# Directions
The task calls for each line of the records below in which the word "Andrea" appears.

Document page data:
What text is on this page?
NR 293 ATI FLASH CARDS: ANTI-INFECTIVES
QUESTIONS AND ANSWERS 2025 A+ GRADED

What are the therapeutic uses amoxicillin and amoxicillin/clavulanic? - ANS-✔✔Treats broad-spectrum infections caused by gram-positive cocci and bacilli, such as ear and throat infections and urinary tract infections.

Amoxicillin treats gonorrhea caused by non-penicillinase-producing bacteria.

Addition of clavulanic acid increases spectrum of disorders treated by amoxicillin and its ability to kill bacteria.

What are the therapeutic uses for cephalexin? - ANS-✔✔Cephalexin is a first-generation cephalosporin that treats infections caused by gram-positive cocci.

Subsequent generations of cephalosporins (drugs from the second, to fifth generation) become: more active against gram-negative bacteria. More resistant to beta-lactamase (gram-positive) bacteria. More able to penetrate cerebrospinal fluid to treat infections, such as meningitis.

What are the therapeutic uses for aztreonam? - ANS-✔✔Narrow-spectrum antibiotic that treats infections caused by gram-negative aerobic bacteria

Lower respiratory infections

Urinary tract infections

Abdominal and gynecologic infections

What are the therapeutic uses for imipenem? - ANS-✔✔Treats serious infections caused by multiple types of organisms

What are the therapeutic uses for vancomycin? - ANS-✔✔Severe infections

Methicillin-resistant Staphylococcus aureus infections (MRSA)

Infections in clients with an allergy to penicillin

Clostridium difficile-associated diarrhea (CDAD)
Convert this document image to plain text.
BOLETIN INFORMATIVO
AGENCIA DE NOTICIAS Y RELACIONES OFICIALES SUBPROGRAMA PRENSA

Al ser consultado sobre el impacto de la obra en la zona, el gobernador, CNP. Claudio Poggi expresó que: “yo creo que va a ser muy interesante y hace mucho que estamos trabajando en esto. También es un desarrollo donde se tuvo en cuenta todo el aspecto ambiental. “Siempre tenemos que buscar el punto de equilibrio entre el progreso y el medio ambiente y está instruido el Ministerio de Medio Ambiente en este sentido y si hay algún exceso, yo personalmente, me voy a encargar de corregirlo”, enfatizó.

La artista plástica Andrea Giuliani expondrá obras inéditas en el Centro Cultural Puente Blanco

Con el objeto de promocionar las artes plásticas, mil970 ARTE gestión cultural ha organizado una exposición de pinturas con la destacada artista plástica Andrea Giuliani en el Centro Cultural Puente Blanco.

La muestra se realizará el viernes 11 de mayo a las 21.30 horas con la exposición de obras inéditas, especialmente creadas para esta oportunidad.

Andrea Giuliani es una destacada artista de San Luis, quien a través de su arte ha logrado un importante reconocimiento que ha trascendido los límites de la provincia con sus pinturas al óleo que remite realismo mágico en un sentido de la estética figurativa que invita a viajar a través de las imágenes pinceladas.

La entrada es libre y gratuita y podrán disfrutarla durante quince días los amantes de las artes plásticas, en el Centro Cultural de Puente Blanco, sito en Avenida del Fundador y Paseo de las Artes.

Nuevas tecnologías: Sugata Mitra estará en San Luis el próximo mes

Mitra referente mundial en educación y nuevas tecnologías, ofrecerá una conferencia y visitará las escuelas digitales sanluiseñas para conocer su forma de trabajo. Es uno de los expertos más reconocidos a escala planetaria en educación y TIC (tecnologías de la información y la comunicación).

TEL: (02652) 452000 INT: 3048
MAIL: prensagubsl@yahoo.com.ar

# Task answer
La artista plástica Andrea Giuliani expondrá obras inéditas en el Centro Cultural Puente Blanco
Con el objeto de promocionar las artes plásticas, mil970 ARTE gestión cultural ha organizado una exposición de pinturas con la destacada artista plástica Andrea Giuliani en el Centro Cultural Puente Blanco.
Andrea Giuliani es una destacada artista de San Luis, quien a través de su arte ha logrado un importante reconocimiento que ha trascendido los límites de la provincia con sus pinturas al óleo que remite realismo mágico en un sentido de la estética figurativa que invita a viajar a través de las imágenes pinceladas.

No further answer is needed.